- **Texto dado**:
━━━━━━━━━━━━━━━━━━━━━━━━━━━━━━
01 setembro 2008

JO2008 - Parte XIV, O dinheiro dos contribuintes

Este post faz parte de uma série dedicada à participação portuguesa nos Jogos Olímpicos de Pequim. É aconselhável ler também os posts anteriores.



Se há coisa que a malta gosta de puxar à conversa é o "dinheiro dos contribuintes". De cada vez que o tuga quer reclamar de alguma coisa surge o assunto do dinheiro público à baila.

Na Expo 1998 houve muita gente a queixar-se do dinheiro público e o mesmo se passou com o Euro-2004. Questiona-se o gasto de dinheiro público com o TGV, com a OTA. E este ano, surgiu uma novidade: questiona-se o dinheiro púlico gasto com a participação portuguesa nos Jogos Olímpicos.

Mas... quanto foi o dinheiro dos contribuintes gasto com a participação portuguesa nos Jogos Olímpicos de Pequim? A resposta é: 14 milhões de euros. Nem mais, nem menos. Foi esta a verba atribuída pelo estado ao Comité Olímpico Português, para preparação da participação portuguesa: subsídios a federações, despesas com o programa, criação de infra-estruturas, bolsas a atletas, bolsas a treinadores, etc.

Só como curiosidade, a RTP investiu (ou gastou, depende da perspectiva) 22 milhões de euros para adquirir os direitos de transmissão dos jogos da I Liga de Futebol em canal aberto (a Sport TV continua a deter os direitos para a competição mas ao abrigo do serviço público 1 jogo semana é transmitido em canal aberto). Não ponho em causa o investimento (ou despesa, depende da perspectiva) da RTP nas transmissões futebolísticas, mas não gosto que haja dois pesos e duas medidas.

Do orçamento do COP para a preparação dos Jogos Olímpicos de Pequim quanto é atribuído aos atletas? Com que critérios? Como são avaliadas as suas prestações?

Bom, aqui vêm os números, cada um avalie por si: Um atleta é integrado no programa olímpico ao atingir resultados de relevo. Estes podem ser resultados em provas do programa olímpico, Campeonato do Mundo ou Jogos Olímpicos. No caso de Campeonatos da Europa compete à Federação respectiva a criação de critérios adequados.

E os critérios são:
- Um atleta medalhado (3 primeiros lugares) é integrado no nível I;
- um atleta finalista (8 primeiros classificados) é integrado no nível II;
- um atleta semi-finalissta (10, 12 ou 16 primeiros classificados) é integrado no nível III;
- um atleta pode ser ainda integrado no nível IV, dependendo de critérios específicos de um determinado evento ou modalidade (por exemplo, atingindo os mínimos de qualificação).
━━━━━━━━━━━━━━━━━━━━━━━━━━━━━━
- **Linhas de dados**:
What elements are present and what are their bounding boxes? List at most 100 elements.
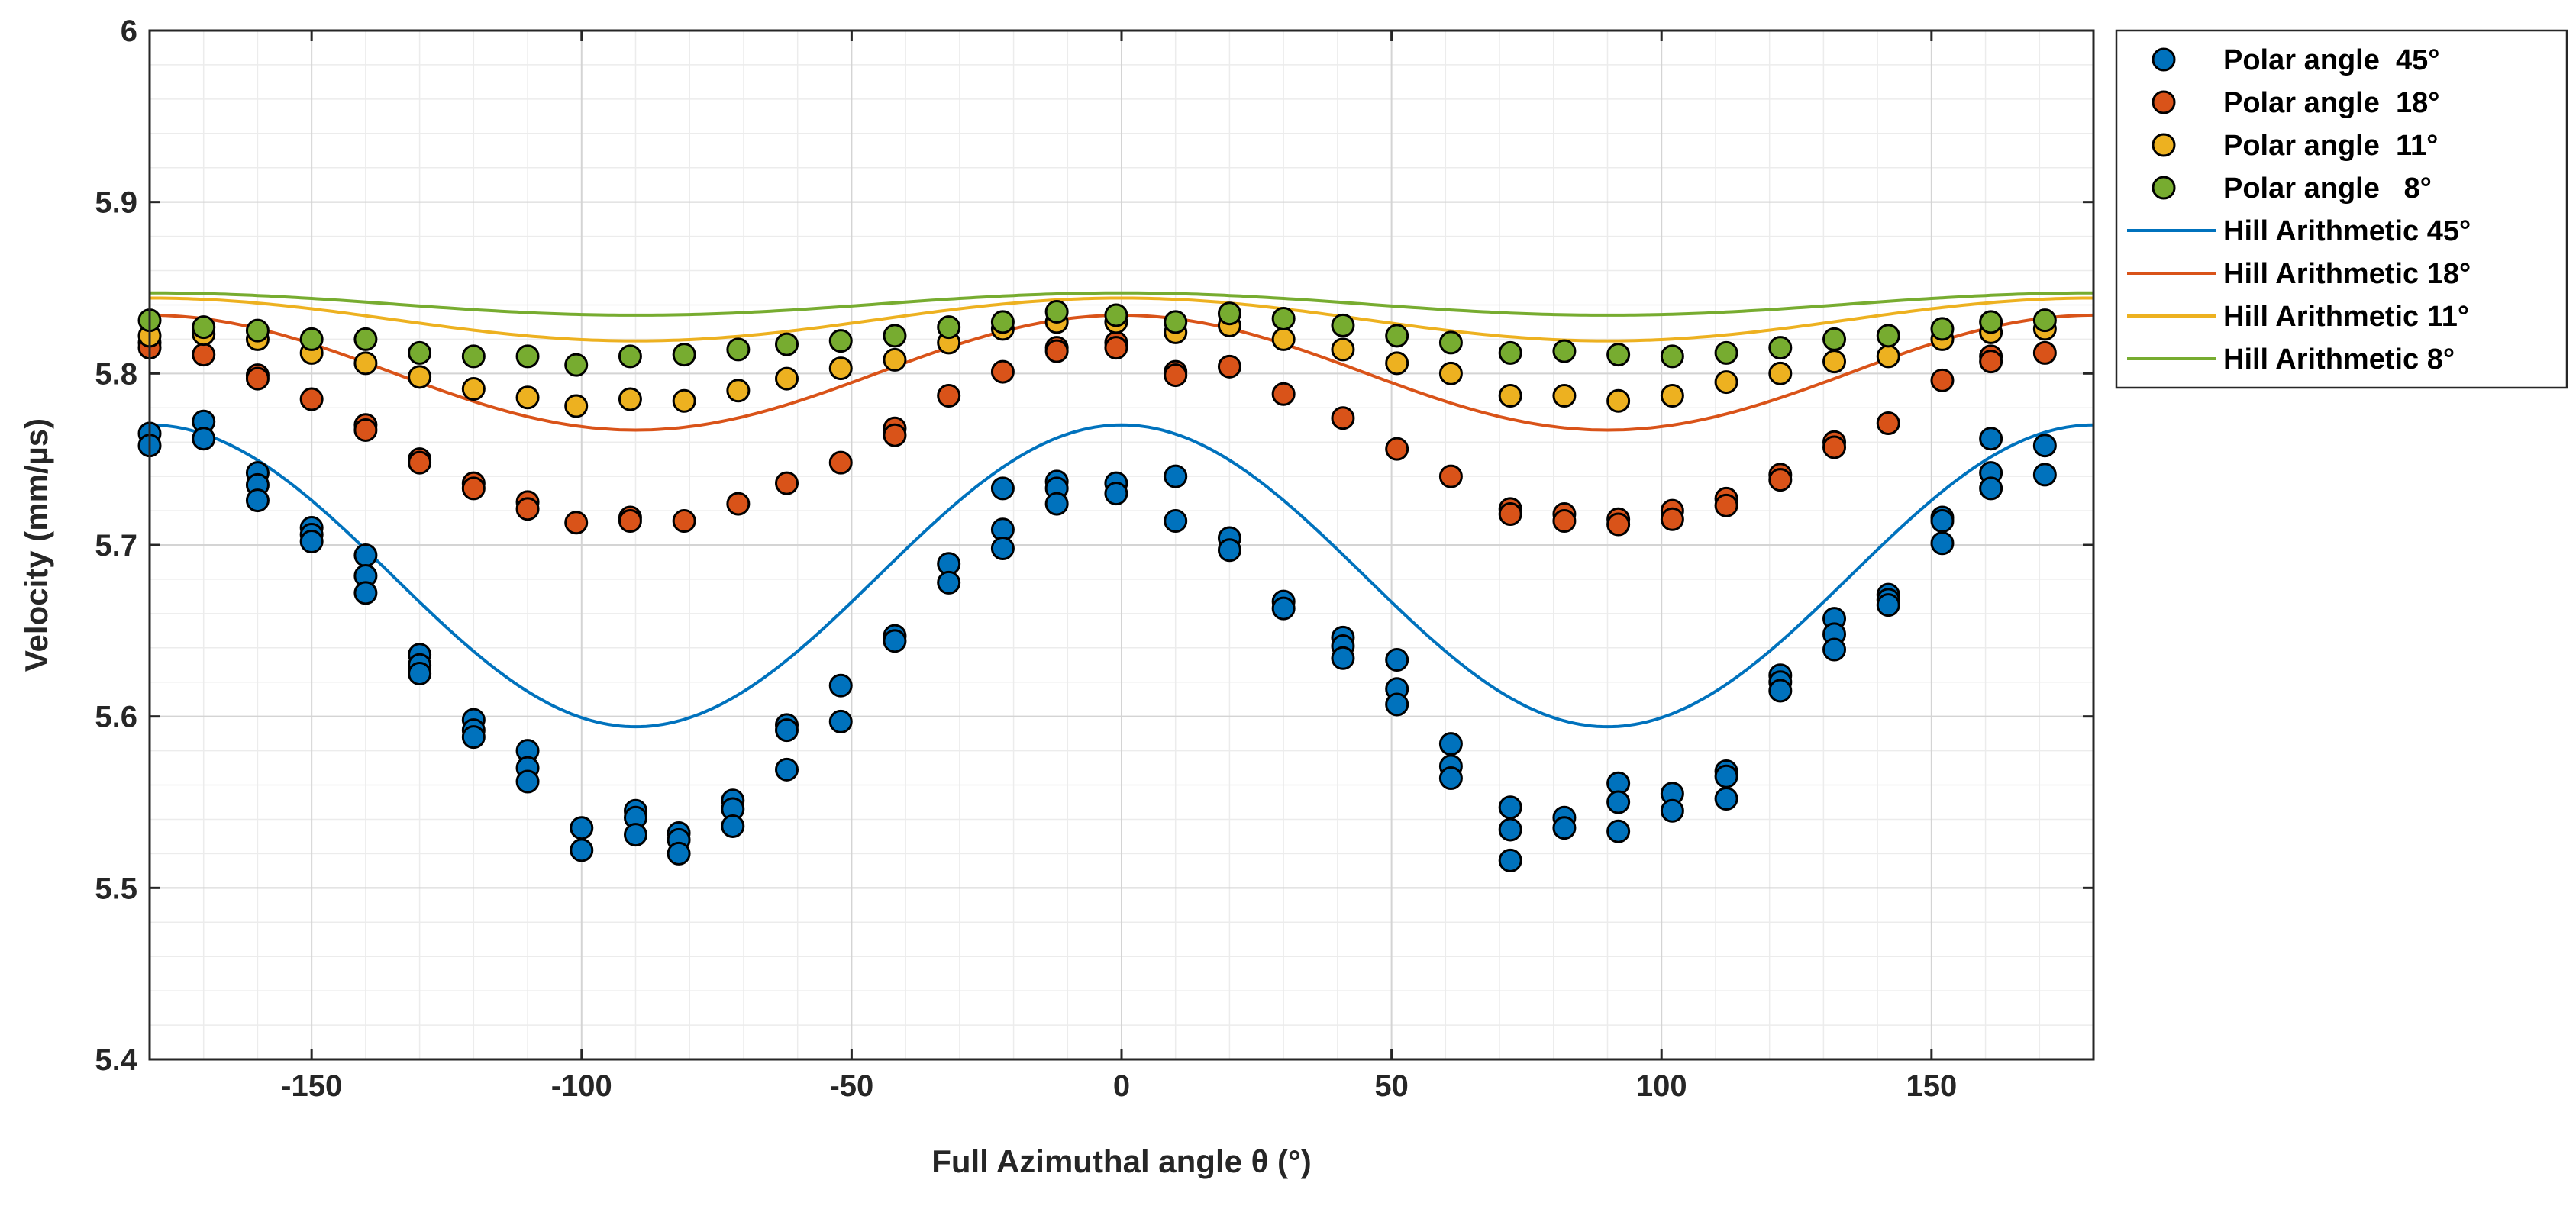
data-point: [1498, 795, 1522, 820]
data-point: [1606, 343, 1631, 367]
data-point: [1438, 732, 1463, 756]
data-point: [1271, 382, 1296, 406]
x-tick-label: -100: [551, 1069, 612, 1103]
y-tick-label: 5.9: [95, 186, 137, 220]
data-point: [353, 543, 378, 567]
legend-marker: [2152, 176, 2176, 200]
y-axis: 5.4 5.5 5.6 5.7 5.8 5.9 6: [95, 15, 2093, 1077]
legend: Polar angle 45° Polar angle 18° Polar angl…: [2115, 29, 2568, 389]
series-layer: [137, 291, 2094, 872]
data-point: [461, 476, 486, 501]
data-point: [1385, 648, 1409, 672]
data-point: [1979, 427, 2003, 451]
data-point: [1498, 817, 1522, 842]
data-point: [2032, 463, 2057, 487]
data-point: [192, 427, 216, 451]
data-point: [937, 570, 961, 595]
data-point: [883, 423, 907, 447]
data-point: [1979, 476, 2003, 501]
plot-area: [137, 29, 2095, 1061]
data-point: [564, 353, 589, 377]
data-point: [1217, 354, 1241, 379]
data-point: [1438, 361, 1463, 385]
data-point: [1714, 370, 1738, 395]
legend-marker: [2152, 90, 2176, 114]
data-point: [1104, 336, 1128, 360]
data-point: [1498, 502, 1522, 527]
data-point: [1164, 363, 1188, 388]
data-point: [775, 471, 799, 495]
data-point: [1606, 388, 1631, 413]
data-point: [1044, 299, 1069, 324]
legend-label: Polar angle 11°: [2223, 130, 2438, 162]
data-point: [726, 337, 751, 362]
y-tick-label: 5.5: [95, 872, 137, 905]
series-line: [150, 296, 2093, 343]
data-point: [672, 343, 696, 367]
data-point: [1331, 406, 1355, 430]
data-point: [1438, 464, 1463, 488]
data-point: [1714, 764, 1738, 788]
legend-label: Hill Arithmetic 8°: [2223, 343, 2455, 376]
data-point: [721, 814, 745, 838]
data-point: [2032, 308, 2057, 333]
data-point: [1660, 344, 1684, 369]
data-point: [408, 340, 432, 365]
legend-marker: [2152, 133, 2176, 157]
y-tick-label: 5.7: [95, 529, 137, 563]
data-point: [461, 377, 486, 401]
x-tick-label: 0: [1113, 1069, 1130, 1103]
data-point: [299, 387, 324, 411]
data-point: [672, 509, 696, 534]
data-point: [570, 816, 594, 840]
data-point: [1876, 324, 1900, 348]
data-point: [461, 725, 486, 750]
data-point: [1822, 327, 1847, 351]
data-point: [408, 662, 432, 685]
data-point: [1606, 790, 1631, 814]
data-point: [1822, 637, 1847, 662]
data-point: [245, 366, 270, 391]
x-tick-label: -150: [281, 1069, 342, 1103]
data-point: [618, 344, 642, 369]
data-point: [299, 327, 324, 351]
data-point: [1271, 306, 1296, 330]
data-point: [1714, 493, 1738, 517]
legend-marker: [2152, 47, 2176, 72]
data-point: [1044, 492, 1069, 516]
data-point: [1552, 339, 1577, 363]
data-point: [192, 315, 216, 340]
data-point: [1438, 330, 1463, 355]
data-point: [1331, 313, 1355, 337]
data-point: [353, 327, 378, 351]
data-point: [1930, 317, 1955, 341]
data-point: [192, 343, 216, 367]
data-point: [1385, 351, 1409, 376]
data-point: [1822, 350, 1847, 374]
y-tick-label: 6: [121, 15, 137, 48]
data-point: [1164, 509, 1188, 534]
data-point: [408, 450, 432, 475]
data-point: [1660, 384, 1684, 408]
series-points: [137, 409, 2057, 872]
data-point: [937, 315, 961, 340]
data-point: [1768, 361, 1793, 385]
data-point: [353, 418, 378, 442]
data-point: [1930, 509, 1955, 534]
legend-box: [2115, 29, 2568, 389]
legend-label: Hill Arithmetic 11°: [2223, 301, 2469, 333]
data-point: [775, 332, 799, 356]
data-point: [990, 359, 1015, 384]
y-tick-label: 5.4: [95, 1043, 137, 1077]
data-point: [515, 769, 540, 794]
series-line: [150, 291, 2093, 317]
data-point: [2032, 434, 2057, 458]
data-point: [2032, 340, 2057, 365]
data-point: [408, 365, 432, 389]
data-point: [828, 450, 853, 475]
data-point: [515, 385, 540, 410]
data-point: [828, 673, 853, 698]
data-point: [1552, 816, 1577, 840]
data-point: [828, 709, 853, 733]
━━━━━━━━━━━━━━━━━━━━━━━━━━━━━━
- **Desafio 1**: As afirmações seguintes estão de acordo com o texto sobre a participação portuguesa nos Jogos Olímpicos de Pequim? (a) O Estado atribuiu 14 milhões de euros ao Comité Olímpico Português para preparar a participação. (b) A RTP gastou 22 milhões de euros nos direitos de transmissão dos Jogos Olímpicos. (c) Um atleta finalista é integrado no nível I. Responda sim ou não a cada uma e cite as palavras do texto que o decidem.
- **Desafio 2**: Segundo o texto sobre a participação portuguesa nos Jogos Olímpicos de Pequim, a quem compete a criação de critérios no caso dos Campeonatos da Europa?
- **Desafio 3**: Escreva a continuação do texto sobre a participação portuguesa nos Jogos Olímpicos de Pequim, a partir da última frase apresentada.
Os dados provêm de outra fonte.

- **Resposta certa 1**:
(a) Sim: "A resposta é: 14 milhões de euros. Nem mais, nem menos. Foi esta a verba atribuída pelo estado ao Comité Olímpico Português"
(b) Não: "22 milhões de euros para adquirir os direitos de transmissão dos jogos da I Liga de Futebol em canal aberto"
(c) Não: "um atleta finalista (8 primeiros classificados) é integrado no nível II"

- **Resposta certa 2**: À Federação respectiva.

- **Resposta certa 3**:
Aos atletas do programa olímpico são atribuidas bolsas, cujo objectivo é financiar a sua actividade. Estas bolsas são de:
Nível I: 1250 Euros/mês
Nível II: 1000 Euros/mês
Nível III: 750 Euros/mês
Nível IV: 500 Euros/mês.
Semestralmente, o desempenho do atleta é avaliado e de acordo com os resultados obtidos será atribuido um nível para o semestre seguinte. Dependendo dos resultados há períodos de permanência mínima no projecto. Por exemplo, um finalista olímpico tem garantida a sua continuidade durante todo o ciclo olímpico seguinte; um semi-finalista tem a sua continuidade assegurada durante 2 anos. Mas... e alguém que fique aquém das expectativas, por exemplo Naide Gomes? Pode ler-se no contrato-programa que "Quando um atleta for excluído do projecto por incumprimento dos objectivos desportivos, beneficia de uma continuidade do apoio de 50% da bolsa de nível 3, por um período máximo de três meses". Ou seja, como Naide ficou claramente aquém das expectativas, quer dizer que vai receber 375 euros durante 3 meses. Depois, ou bem que tem resultados de topo para mostrar ou deixa de receber bolsa.

Além das bolsas para a preparação olímpica, há prémios para os atletas que atingem medalhas. Segundo ouvi na comunicação social, Nelson Évora irá receber 30 mil euros do COP como prémio pela medalha de ouro.

Para Londres 2012 o COP propôs ao governo um aumento de 14 para 17 milhões de euros (aumento de 20%) e o aumento das bolsas de preparação olímpica para, respectivamente, 1500, 1200, 900 e 600 euros/mês. Já é qualquer coisa, mas acho que continua a ser um projecto modesto e por isso apenas pode almejar a resultados igualmente modestos.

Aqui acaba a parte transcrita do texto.